---- Working data

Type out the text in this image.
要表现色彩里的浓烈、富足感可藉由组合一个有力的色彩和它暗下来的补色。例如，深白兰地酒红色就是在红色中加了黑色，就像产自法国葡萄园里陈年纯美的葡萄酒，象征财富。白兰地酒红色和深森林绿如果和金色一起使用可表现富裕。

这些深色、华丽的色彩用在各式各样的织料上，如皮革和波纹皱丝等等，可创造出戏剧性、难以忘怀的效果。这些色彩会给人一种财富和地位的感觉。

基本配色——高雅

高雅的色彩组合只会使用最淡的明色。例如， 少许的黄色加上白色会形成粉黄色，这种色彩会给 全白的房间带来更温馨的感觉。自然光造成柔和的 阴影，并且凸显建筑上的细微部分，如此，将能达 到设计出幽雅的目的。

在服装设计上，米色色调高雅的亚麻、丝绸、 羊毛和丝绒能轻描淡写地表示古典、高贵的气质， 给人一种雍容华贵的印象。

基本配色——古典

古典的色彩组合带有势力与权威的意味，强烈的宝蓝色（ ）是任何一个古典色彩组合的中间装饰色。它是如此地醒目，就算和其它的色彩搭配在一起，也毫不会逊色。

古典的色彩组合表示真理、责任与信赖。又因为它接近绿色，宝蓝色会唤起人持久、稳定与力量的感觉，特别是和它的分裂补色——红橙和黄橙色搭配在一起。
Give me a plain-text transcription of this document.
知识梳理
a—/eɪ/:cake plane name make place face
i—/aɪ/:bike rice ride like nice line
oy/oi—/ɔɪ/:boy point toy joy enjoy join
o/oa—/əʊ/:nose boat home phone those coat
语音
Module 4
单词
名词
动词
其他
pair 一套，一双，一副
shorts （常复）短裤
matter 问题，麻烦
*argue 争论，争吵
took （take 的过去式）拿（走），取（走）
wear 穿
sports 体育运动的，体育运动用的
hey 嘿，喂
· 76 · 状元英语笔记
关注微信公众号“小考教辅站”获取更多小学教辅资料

--------

--- What is asked ---
Quote, without alteration, the final stretch of the entries: the line with "Give me a plain-text" onward to the last line.

--- Written response ---
Give me a plain-text transcription of this document.
知识梳理
a—/eɪ/:cake plane name make place face
i—/aɪ/:bike rice ride like nice line
oy/oi—/ɔɪ/:boy point toy joy enjoy join
o/oa—/əʊ/:nose boat home phone those coat
语音
Module 4
单词
名词
动词
其他
pair 一套，一双，一副
shorts （常复）短裤
matter 问题，麻烦
*argue 争论，争吵
took （take 的过去式）拿（走），取（走）
wear 穿
sports 体育运动的，体育运动用的
hey 嘿，喂
· 76 · 状元英语笔记
关注微信公众号“小考教辅站”获取更多小学教辅资料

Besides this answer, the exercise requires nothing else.